(Records about charts and figures)
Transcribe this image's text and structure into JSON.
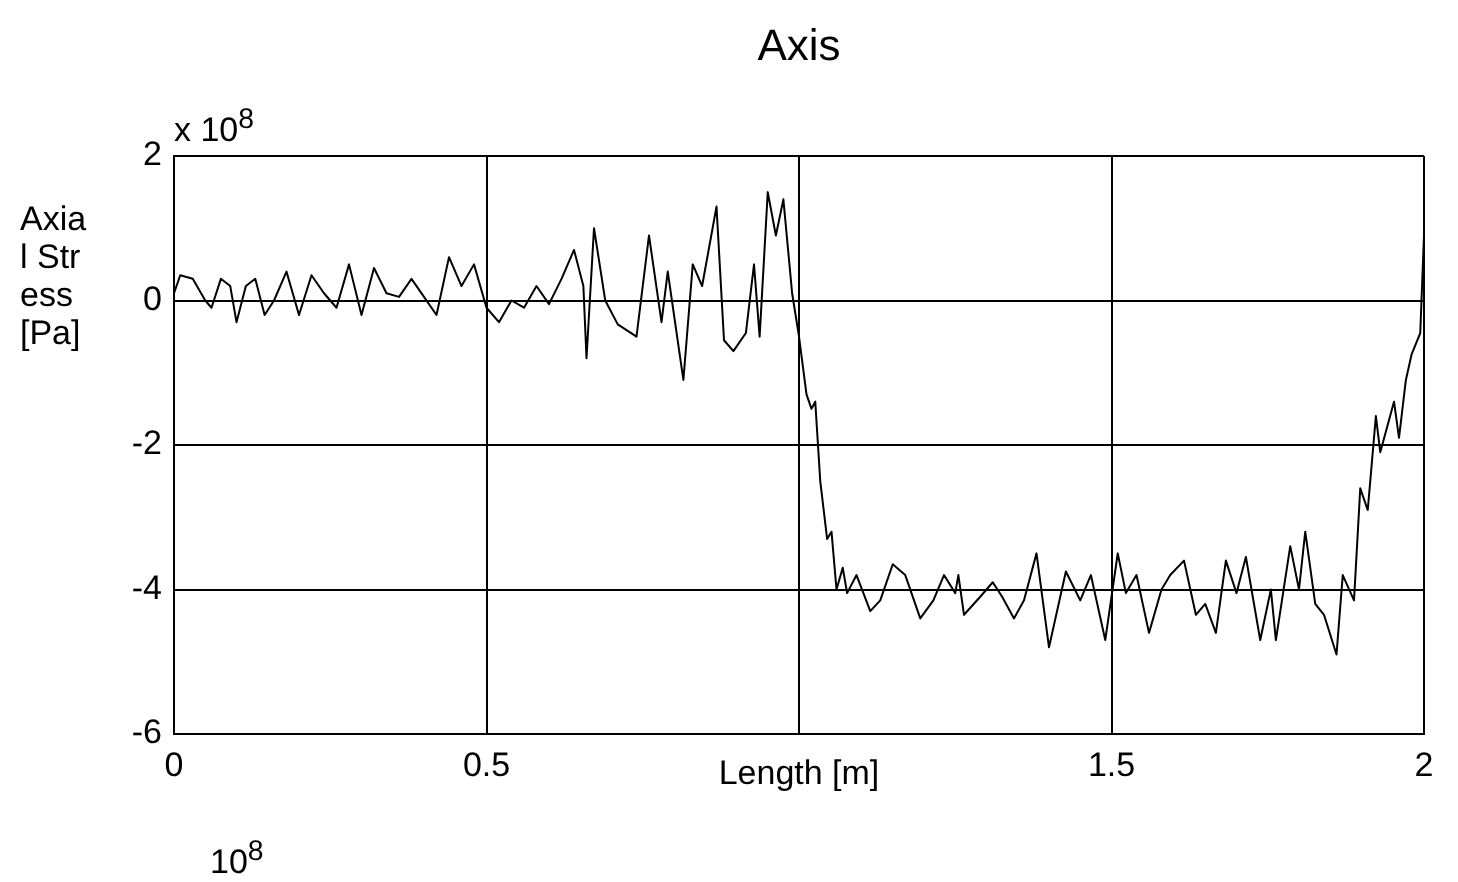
{
  "chart_data": {
    "type": "line",
    "title": "Axis",
    "xlabel": "Length [m]",
    "ylabel": "Axial Stress [Pa]",
    "annotations": [
      "x 10$^{8}$",
      "10$^{8}$"
    ],
    "xlim": [
      0,
      2
    ],
    "xticks": [
      0,
      0.5,
      {
        "value": 1,
        "label": null
      },
      1.5,
      2
    ],
    "ylim": [
      -6,
      2
    ],
    "yticks": [
      -6,
      -4,
      -2,
      0,
      2
    ],
    "grid": true,
    "legend": false,
    "marker": "none",
    "line_style": "solid",
    "series": [
      {
        "color": "#000000",
        "x": [
          0,
          0.01,
          0.03,
          0.05,
          0.06,
          0.075,
          0.09,
          0.1,
          0.115,
          0.13,
          0.145,
          0.16,
          0.18,
          0.2,
          0.22,
          0.24,
          0.26,
          0.28,
          0.3,
          0.32,
          0.34,
          0.36,
          0.38,
          0.4,
          0.42,
          0.44,
          0.46,
          0.48,
          0.5,
          0.52,
          0.54,
          0.56,
          0.58,
          0.6,
          0.62,
          0.64,
          0.655,
          0.66,
          0.672,
          0.69,
          0.71,
          0.74,
          0.76,
          0.78,
          0.79,
          0.815,
          0.83,
          0.845,
          0.868,
          0.88,
          0.895,
          0.915,
          0.928,
          0.937,
          0.95,
          0.963,
          0.975,
          0.989,
          1.0,
          1.012,
          1.02,
          1.026,
          1.034,
          1.045,
          1.052,
          1.06,
          1.07,
          1.077,
          1.092,
          1.114,
          1.13,
          1.15,
          1.17,
          1.194,
          1.215,
          1.232,
          1.25,
          1.255,
          1.264,
          1.29,
          1.31,
          1.325,
          1.344,
          1.36,
          1.38,
          1.4,
          1.427,
          1.45,
          1.467,
          1.49,
          1.51,
          1.523,
          1.54,
          1.56,
          1.58,
          1.594,
          1.616,
          1.635,
          1.65,
          1.667,
          1.683,
          1.7,
          1.715,
          1.738,
          1.755,
          1.763,
          1.786,
          1.8,
          1.81,
          1.826,
          1.84,
          1.86,
          1.87,
          1.888,
          1.898,
          1.91,
          1.923,
          1.93,
          1.952,
          1.96,
          1.971,
          1.98,
          1.994,
          2
        ],
        "values": [
          0.1,
          0.35,
          0.3,
          0,
          -0.1,
          0.3,
          0.2,
          -0.3,
          0.2,
          0.3,
          -0.2,
          0,
          0.4,
          -0.2,
          0.35,
          0.1,
          -0.1,
          0.5,
          -0.2,
          0.45,
          0.1,
          0.05,
          0.3,
          0.05,
          -0.2,
          0.6,
          0.2,
          0.5,
          -0.1,
          -0.3,
          0,
          -0.1,
          0.2,
          -0.05,
          0.3,
          0.7,
          0.2,
          -0.8,
          1,
          0,
          -0.33,
          -0.5,
          0.9,
          -0.3,
          0.4,
          -1.1,
          0.5,
          0.2,
          1.3,
          -0.55,
          -0.7,
          -0.45,
          0.5,
          -0.5,
          1.5,
          0.9,
          1.4,
          0.1,
          -0.5,
          -1.3,
          -1.5,
          -1.4,
          -2.5,
          -3.3,
          -3.2,
          -4,
          -3.7,
          -4.05,
          -3.8,
          -4.3,
          -4.15,
          -3.65,
          -3.8,
          -4.4,
          -4.15,
          -3.8,
          -4.05,
          -3.8,
          -4.35,
          -4.1,
          -3.9,
          -4.1,
          -4.4,
          -4.15,
          -3.5,
          -4.8,
          -3.75,
          -4.15,
          -3.8,
          -4.7,
          -3.5,
          -4.05,
          -3.8,
          -4.6,
          -4,
          -3.8,
          -3.6,
          -4.35,
          -4.2,
          -4.6,
          -3.6,
          -4.05,
          -3.55,
          -4.7,
          -4,
          -4.7,
          -3.4,
          -4,
          -3.2,
          -4.2,
          -4.35,
          -4.9,
          -3.8,
          -4.15,
          -2.6,
          -2.9,
          -1.6,
          -2.1,
          -1.4,
          -1.9,
          -1.1,
          -0.75,
          -0.45,
          0.9
        ]
      }
    ]
  }
}
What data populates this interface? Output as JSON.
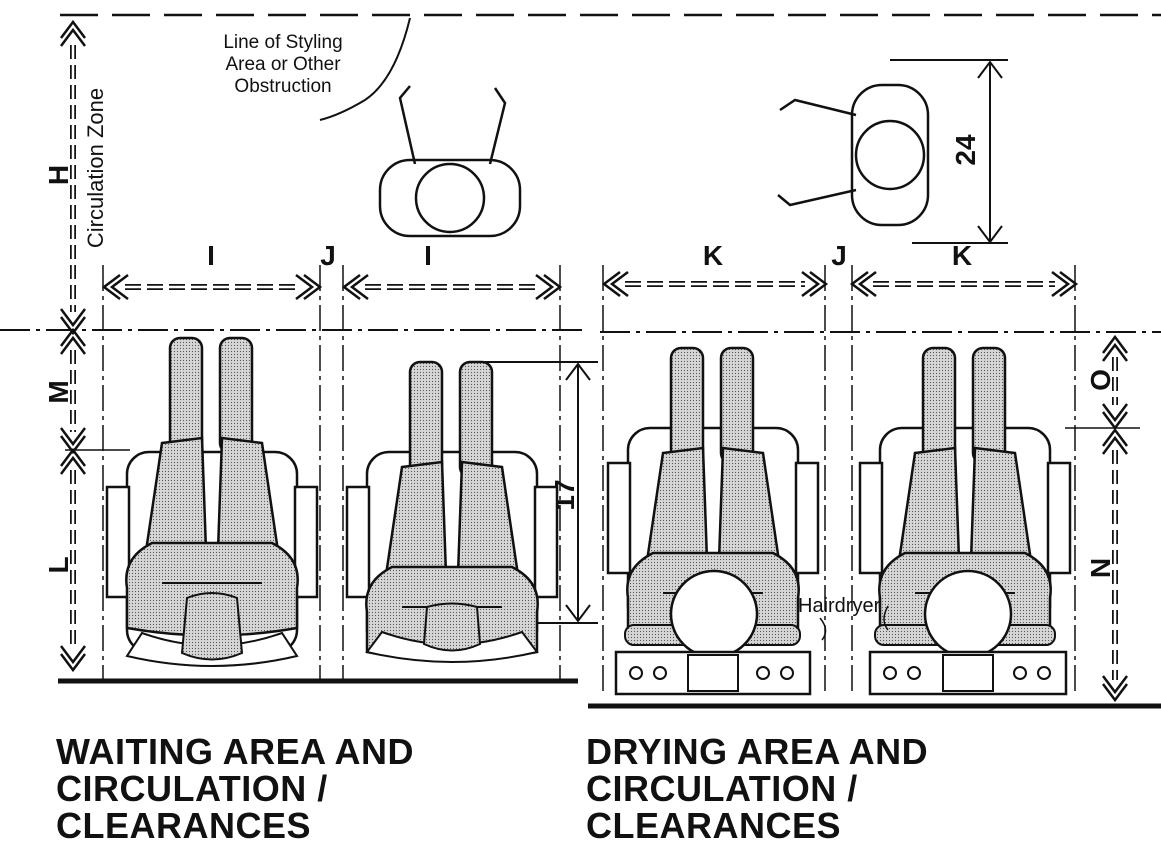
{
  "labels": {
    "H": "H",
    "circulation_zone": "Circulation Zone",
    "M": "M",
    "L": "L",
    "I_left": "I",
    "J_left": "J",
    "I_right": "I",
    "K_left": "K",
    "J_right": "J",
    "K_right": "K",
    "O": "O",
    "N": "N",
    "dim_17": "17",
    "dim_24": "24"
  },
  "annotations": {
    "obstruction": [
      "Line of Styling",
      "Area or Other",
      "Obstruction"
    ],
    "hairdryer": "Hairdryer"
  },
  "titles": {
    "waiting": [
      "WAITING AREA AND",
      "CIRCULATION /",
      "CLEARANCES"
    ],
    "drying": [
      "DRYING AREA AND",
      "CIRCULATION /",
      "CLEARANCES"
    ]
  }
}
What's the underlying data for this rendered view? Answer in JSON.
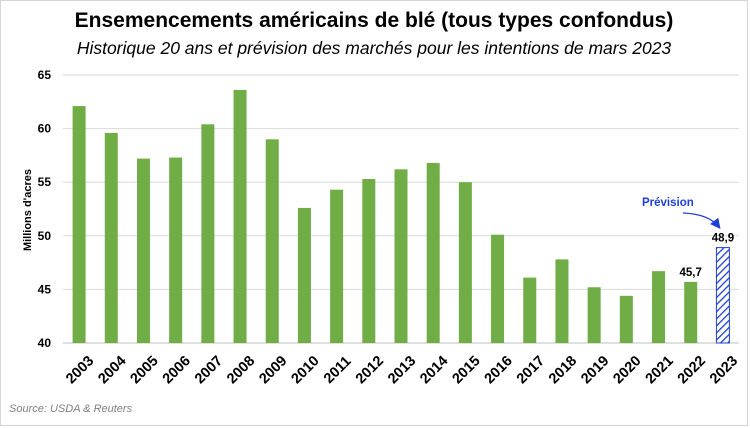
{
  "chart_data": {
    "type": "bar",
    "title": "Ensemencements américains de blé (tous types confondus)",
    "subtitle": "Historique 20 ans et prévision des marchés pour les intentions de mars 2023",
    "ylabel": "Millions d'acres",
    "xlabel": "",
    "ylim": [
      40,
      65
    ],
    "yticks": [
      40,
      45,
      50,
      55,
      60,
      65
    ],
    "grid": true,
    "categories": [
      "2003",
      "2004",
      "2005",
      "2006",
      "2007",
      "2008",
      "2009",
      "2010",
      "2011",
      "2012",
      "2013",
      "2014",
      "2015",
      "2016",
      "2017",
      "2018",
      "2019",
      "2020",
      "2021",
      "2022",
      "2023"
    ],
    "values": [
      62.1,
      59.6,
      57.2,
      57.3,
      60.4,
      63.6,
      59.0,
      52.6,
      54.3,
      55.3,
      56.2,
      56.8,
      55.0,
      50.1,
      46.1,
      47.8,
      45.2,
      44.4,
      46.7,
      45.7,
      48.9
    ],
    "data_labels": [
      {
        "category": "2022",
        "text": "45,7"
      },
      {
        "category": "2023",
        "text": "48,9"
      }
    ],
    "forecast_category": "2023",
    "annotation": "Prévision",
    "colors": {
      "bar": "#70ad47",
      "forecast": "#1f3fd6",
      "annotation": "#1f3fd6",
      "grid": "#d9d9d9"
    }
  },
  "source": "Source: USDA & Reuters"
}
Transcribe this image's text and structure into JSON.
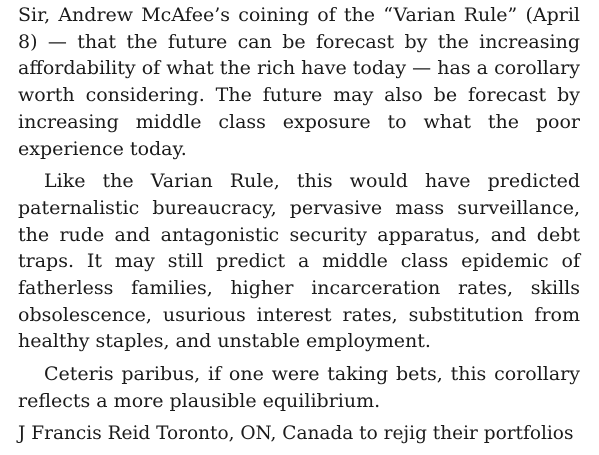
{
  "letter": {
    "paragraphs": [
      "Sir, Andrew McAfee’s coining of the “Varian Rule” (April 8) — that the future can be forecast by the increasing affordability of what the rich have today — has a corollary worth considering. The future may also be forecast by increasing middle class exposure to what the poor experience today.",
      "Like the Varian Rule, this would have predicted paternalistic bureaucracy, pervasive mass surveillance, the rude and antagonistic security apparatus, and debt traps. It may still predict a middle class epidemic of fatherless families, higher incarceration rates, skills obsolescence, usurious interest rates, substitution from healthy staples, and unstable employment.",
      "Ceteris paribus, if one were taking bets, this corollary reflects a more plausible equilibrium."
    ],
    "signature": "J Francis Reid Toronto, ON, Canada to rejig their portfolios"
  }
}
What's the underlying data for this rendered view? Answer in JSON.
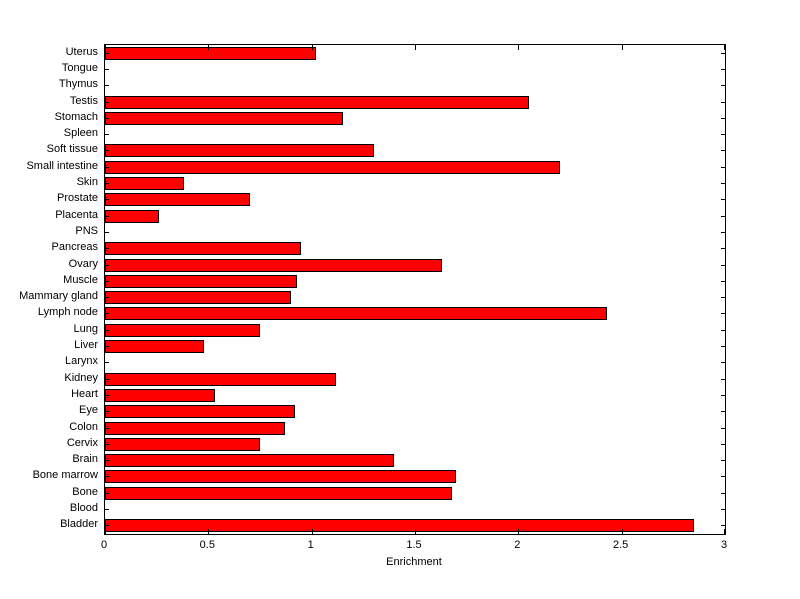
{
  "chart_data": {
    "type": "bar",
    "orientation": "horizontal",
    "title": "",
    "xlabel": "Enrichment",
    "ylabel": "",
    "xlim": [
      0,
      3
    ],
    "xticks": [
      0,
      0.5,
      1,
      1.5,
      2,
      2.5,
      3
    ],
    "xtick_labels": [
      "0",
      "0.5",
      "1",
      "1.5",
      "2",
      "2.5",
      "3"
    ],
    "grid": false,
    "legend": null,
    "bar_color": "#ff0000",
    "bar_edge_color": "#000000",
    "categories": [
      "Uterus",
      "Tongue",
      "Thymus",
      "Testis",
      "Stomach",
      "Spleen",
      "Soft tissue",
      "Small intestine",
      "Skin",
      "Prostate",
      "Placenta",
      "PNS",
      "Pancreas",
      "Ovary",
      "Muscle",
      "Mammary gland",
      "Lymph node",
      "Lung",
      "Liver",
      "Larynx",
      "Kidney",
      "Heart",
      "Eye",
      "Colon",
      "Cervix",
      "Brain",
      "Bone marrow",
      "Bone",
      "Blood",
      "Bladder"
    ],
    "values": [
      1.02,
      0,
      0,
      2.05,
      1.15,
      0,
      1.3,
      2.2,
      0.38,
      0.7,
      0.26,
      0,
      0.95,
      1.63,
      0.93,
      0.9,
      2.43,
      0.75,
      0.48,
      0,
      1.12,
      0.53,
      0.92,
      0.87,
      0.75,
      1.4,
      1.7,
      1.68,
      0,
      2.85
    ]
  }
}
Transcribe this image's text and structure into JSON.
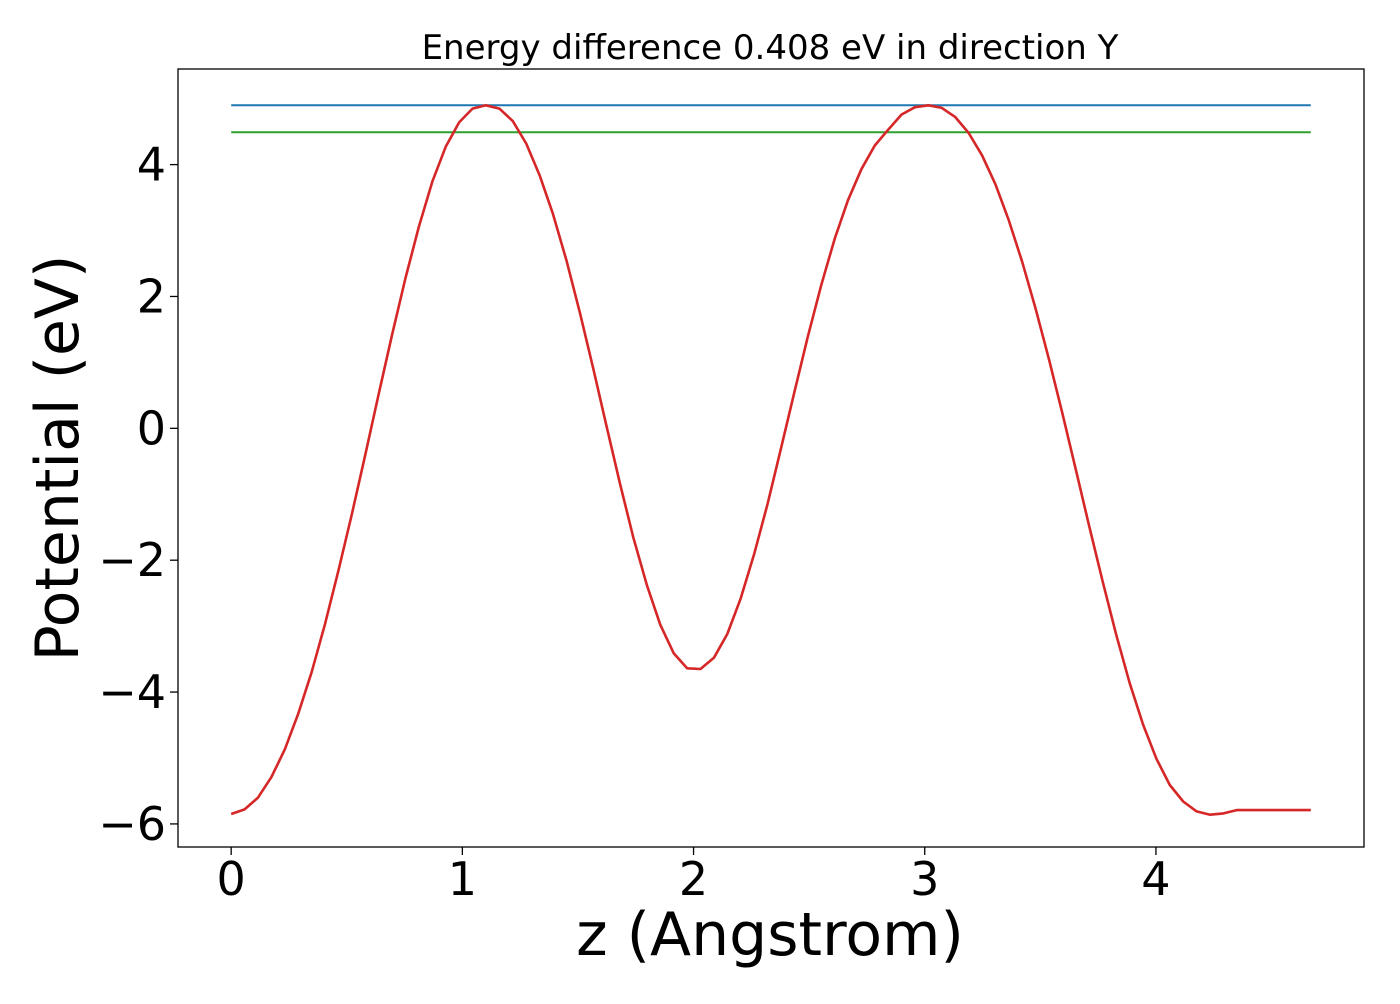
{
  "chart_data": {
    "type": "line",
    "title": "Energy difference 0.408 eV in direction Y",
    "xlabel": "z (Angstrom)",
    "ylabel": "Potential (eV)",
    "xlim": [
      -0.23,
      4.9
    ],
    "ylim": [
      -6.35,
      5.45
    ],
    "xticks": [
      0,
      1,
      2,
      3,
      4
    ],
    "yticks": [
      -6,
      -4,
      -2,
      0,
      2,
      4
    ],
    "xtick_labels": [
      "0",
      "1",
      "2",
      "3",
      "4"
    ],
    "ytick_labels": [
      "−6",
      "−4",
      "−2",
      "0",
      "2",
      "4"
    ],
    "grid": false,
    "legend": "none",
    "colors": {
      "potential": "#d62728",
      "upper_level": "#1f77b4",
      "lower_level": "#2ca02c",
      "frame": "#000000"
    },
    "series": [
      {
        "key": "potential",
        "color": "#d62728",
        "x": [
          0.0,
          0.058,
          0.116,
          0.174,
          0.232,
          0.29,
          0.348,
          0.406,
          0.464,
          0.522,
          0.58,
          0.638,
          0.696,
          0.754,
          0.812,
          0.87,
          0.928,
          0.986,
          1.044,
          1.102,
          1.16,
          1.218,
          1.276,
          1.334,
          1.392,
          1.45,
          1.508,
          1.566,
          1.624,
          1.682,
          1.74,
          1.798,
          1.856,
          1.914,
          1.972,
          2.03,
          2.088,
          2.146,
          2.204,
          2.262,
          2.32,
          2.378,
          2.436,
          2.494,
          2.552,
          2.61,
          2.668,
          2.726,
          2.784,
          2.842,
          2.9,
          2.958,
          3.016,
          3.074,
          3.132,
          3.19,
          3.248,
          3.306,
          3.364,
          3.422,
          3.48,
          3.538,
          3.596,
          3.654,
          3.712,
          3.77,
          3.828,
          3.886,
          3.944,
          4.002,
          4.06,
          4.118,
          4.176,
          4.234,
          4.292,
          4.35,
          4.408,
          4.466,
          4.524,
          4.582,
          4.64,
          4.67
        ],
        "y": [
          -5.85,
          -5.78,
          -5.6,
          -5.29,
          -4.87,
          -4.33,
          -3.7,
          -2.97,
          -2.16,
          -1.3,
          -0.4,
          0.52,
          1.42,
          2.28,
          3.06,
          3.74,
          4.27,
          4.64,
          4.85,
          4.9,
          4.85,
          4.66,
          4.32,
          3.84,
          3.25,
          2.55,
          1.76,
          0.91,
          0.03,
          -0.84,
          -1.66,
          -2.38,
          -2.98,
          -3.41,
          -3.64,
          -3.65,
          -3.48,
          -3.12,
          -2.58,
          -1.91,
          -1.15,
          -0.31,
          0.55,
          1.39,
          2.17,
          2.87,
          3.46,
          3.93,
          4.29,
          4.53,
          4.76,
          4.87,
          4.9,
          4.86,
          4.72,
          4.48,
          4.14,
          3.7,
          3.15,
          2.52,
          1.81,
          1.04,
          0.22,
          -0.63,
          -1.49,
          -2.33,
          -3.13,
          -3.86,
          -4.49,
          -5.01,
          -5.41,
          -5.66,
          -5.81,
          -5.86,
          -5.84,
          -5.79,
          -5.79,
          -5.79,
          -5.79,
          -5.79,
          -5.79,
          -5.79
        ]
      },
      {
        "key": "upper_level",
        "color": "#1f77b4",
        "x": [
          0.0,
          4.67
        ],
        "y": [
          4.9,
          4.9
        ]
      },
      {
        "key": "lower_level",
        "color": "#2ca02c",
        "x": [
          0.0,
          4.67
        ],
        "y": [
          4.492,
          4.492
        ]
      }
    ]
  }
}
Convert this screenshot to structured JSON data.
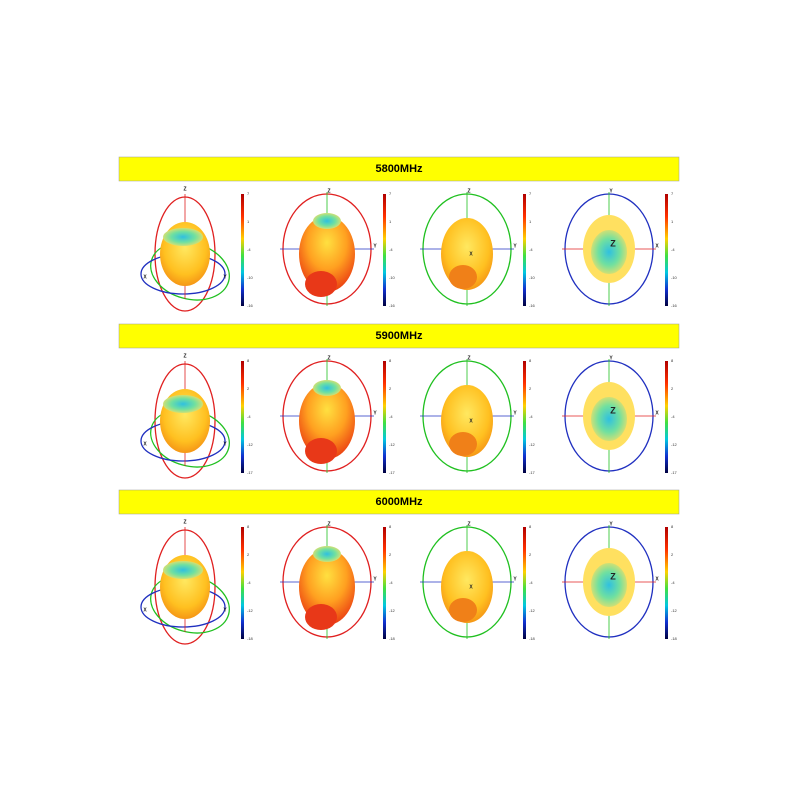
{
  "rows": [
    {
      "title": "5800MHz",
      "scale": [
        "7",
        "1",
        "-4",
        "-10",
        "-16"
      ]
    },
    {
      "title": "5900MHz",
      "scale": [
        "8",
        "2",
        "-4",
        "-12",
        "-17"
      ]
    },
    {
      "title": "6000MHz",
      "scale": [
        "8",
        "2",
        "-4",
        "-12",
        "-18"
      ]
    }
  ],
  "views": [
    {
      "axes": [
        "Z",
        "X",
        "Y"
      ]
    },
    {
      "axes": [
        "Z",
        "Y"
      ]
    },
    {
      "axes": [
        "Z",
        "Y",
        "X"
      ]
    },
    {
      "axes": [
        "Y",
        "X",
        "Z"
      ]
    }
  ]
}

= Problem to work on =
Copy each line containing the word "xlabel" from the data.

= Response to this task =
    "xlabel": "Length [m]",
    "xlabel": "",
    "xlabel": "Enrichment",
    "xlabel": "z (Angstrom)",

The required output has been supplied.